### Given instruction
Give only the number of lines in the data that contain the word "рубля".

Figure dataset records

** Begin **

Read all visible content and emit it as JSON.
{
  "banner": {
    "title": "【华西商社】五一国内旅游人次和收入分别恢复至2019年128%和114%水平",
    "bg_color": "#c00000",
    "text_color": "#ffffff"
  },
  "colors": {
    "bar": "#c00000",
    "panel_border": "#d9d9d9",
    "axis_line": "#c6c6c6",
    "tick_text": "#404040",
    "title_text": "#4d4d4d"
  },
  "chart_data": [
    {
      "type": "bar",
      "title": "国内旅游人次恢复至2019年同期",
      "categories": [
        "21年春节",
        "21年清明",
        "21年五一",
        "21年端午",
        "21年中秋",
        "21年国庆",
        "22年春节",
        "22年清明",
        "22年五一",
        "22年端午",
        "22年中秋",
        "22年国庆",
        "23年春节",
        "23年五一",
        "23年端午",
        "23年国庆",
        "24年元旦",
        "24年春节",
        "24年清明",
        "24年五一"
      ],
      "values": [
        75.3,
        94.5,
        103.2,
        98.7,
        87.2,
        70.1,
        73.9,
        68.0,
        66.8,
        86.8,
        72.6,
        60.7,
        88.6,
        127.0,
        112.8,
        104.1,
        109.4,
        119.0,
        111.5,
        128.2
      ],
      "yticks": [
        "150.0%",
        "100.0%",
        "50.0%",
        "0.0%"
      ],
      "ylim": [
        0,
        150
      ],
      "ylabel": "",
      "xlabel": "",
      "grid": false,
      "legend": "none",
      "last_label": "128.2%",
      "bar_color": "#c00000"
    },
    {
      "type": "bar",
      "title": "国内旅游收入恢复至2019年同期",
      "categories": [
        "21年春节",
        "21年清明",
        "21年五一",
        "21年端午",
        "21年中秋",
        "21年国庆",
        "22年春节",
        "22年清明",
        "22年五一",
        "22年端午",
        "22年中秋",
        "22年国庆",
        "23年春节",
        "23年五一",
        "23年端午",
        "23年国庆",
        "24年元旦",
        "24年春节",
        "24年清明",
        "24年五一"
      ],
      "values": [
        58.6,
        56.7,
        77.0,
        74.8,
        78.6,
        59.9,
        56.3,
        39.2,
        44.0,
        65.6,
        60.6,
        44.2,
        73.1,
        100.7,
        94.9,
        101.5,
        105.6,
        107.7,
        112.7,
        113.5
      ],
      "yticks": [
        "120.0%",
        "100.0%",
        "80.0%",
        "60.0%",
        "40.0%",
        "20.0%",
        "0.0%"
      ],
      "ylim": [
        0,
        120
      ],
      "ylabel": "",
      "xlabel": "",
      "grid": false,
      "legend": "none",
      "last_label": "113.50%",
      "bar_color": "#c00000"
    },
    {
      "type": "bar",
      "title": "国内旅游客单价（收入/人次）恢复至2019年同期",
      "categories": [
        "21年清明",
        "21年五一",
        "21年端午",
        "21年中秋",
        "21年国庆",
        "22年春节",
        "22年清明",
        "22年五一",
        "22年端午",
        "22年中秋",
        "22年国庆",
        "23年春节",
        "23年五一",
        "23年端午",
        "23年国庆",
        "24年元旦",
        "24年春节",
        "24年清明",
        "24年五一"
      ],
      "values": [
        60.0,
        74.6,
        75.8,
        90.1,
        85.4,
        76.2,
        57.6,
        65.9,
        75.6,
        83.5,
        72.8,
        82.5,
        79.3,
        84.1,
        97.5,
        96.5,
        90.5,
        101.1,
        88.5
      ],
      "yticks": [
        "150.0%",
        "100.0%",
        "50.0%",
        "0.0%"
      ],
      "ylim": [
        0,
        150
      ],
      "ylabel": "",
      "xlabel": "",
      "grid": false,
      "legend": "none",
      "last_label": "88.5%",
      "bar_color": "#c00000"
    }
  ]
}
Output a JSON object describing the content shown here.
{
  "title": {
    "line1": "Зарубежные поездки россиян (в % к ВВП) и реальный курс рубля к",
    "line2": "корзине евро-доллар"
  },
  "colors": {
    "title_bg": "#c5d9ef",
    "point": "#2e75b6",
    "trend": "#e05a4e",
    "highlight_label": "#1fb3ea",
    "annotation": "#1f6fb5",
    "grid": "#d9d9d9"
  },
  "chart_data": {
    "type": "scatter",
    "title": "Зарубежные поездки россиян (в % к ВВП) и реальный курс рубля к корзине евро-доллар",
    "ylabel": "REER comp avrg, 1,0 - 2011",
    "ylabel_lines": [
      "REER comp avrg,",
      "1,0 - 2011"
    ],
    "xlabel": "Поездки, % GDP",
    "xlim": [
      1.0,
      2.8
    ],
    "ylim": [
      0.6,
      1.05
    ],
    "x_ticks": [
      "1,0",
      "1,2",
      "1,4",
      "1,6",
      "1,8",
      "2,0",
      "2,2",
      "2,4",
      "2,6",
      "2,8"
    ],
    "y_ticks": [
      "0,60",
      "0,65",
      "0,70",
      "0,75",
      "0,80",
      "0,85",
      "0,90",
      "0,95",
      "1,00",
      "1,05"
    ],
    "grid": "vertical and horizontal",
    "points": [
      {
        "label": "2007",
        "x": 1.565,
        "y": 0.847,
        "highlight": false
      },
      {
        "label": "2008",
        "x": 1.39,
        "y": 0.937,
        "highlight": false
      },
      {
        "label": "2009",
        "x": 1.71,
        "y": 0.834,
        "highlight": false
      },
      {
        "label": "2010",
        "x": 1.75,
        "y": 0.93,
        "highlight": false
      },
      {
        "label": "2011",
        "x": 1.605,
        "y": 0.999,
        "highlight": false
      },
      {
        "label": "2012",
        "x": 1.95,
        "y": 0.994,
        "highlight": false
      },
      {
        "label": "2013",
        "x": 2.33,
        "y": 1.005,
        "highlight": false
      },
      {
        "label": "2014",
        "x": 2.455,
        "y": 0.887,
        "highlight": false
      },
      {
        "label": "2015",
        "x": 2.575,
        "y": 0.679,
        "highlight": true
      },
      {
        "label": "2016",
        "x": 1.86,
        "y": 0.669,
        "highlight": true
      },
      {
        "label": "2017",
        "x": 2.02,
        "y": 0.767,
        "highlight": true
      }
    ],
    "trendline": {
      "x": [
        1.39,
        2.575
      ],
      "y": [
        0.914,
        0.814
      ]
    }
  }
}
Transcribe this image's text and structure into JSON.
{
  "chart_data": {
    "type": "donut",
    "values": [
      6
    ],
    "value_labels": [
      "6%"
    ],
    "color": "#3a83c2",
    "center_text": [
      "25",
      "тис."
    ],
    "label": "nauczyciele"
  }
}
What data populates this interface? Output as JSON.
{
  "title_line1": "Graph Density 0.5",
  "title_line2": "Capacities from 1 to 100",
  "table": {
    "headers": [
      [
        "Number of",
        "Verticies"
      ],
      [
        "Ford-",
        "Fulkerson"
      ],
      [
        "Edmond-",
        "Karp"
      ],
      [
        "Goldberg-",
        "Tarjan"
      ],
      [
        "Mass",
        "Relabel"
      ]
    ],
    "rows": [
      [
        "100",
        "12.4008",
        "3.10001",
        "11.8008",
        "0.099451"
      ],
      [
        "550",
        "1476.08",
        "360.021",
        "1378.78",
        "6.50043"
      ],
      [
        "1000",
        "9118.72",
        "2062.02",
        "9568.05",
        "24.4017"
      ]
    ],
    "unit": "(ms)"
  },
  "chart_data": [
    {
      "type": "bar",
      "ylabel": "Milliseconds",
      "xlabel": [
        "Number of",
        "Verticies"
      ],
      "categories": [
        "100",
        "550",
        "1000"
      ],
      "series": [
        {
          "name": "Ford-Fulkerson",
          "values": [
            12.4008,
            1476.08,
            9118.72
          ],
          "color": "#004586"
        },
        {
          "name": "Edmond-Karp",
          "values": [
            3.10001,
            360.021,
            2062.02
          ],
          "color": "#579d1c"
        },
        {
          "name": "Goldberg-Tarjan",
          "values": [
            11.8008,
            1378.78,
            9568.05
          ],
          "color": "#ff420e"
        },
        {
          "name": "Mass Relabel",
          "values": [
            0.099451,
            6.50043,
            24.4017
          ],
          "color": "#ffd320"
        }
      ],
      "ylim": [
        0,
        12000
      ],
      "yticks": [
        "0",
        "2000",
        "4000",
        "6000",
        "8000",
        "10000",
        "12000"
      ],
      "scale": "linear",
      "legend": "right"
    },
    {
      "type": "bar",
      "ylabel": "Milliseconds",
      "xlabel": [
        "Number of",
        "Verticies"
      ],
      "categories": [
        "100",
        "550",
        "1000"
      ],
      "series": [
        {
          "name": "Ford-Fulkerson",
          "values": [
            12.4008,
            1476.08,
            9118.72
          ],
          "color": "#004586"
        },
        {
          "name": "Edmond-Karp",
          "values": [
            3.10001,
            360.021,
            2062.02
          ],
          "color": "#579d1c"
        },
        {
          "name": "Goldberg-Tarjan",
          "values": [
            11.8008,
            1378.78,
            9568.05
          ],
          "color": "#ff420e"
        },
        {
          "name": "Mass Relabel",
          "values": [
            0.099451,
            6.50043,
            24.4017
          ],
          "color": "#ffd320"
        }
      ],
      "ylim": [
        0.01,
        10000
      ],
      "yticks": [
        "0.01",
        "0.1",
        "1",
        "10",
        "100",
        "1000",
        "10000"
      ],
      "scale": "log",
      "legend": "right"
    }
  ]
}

** End **

### Reply to the task
2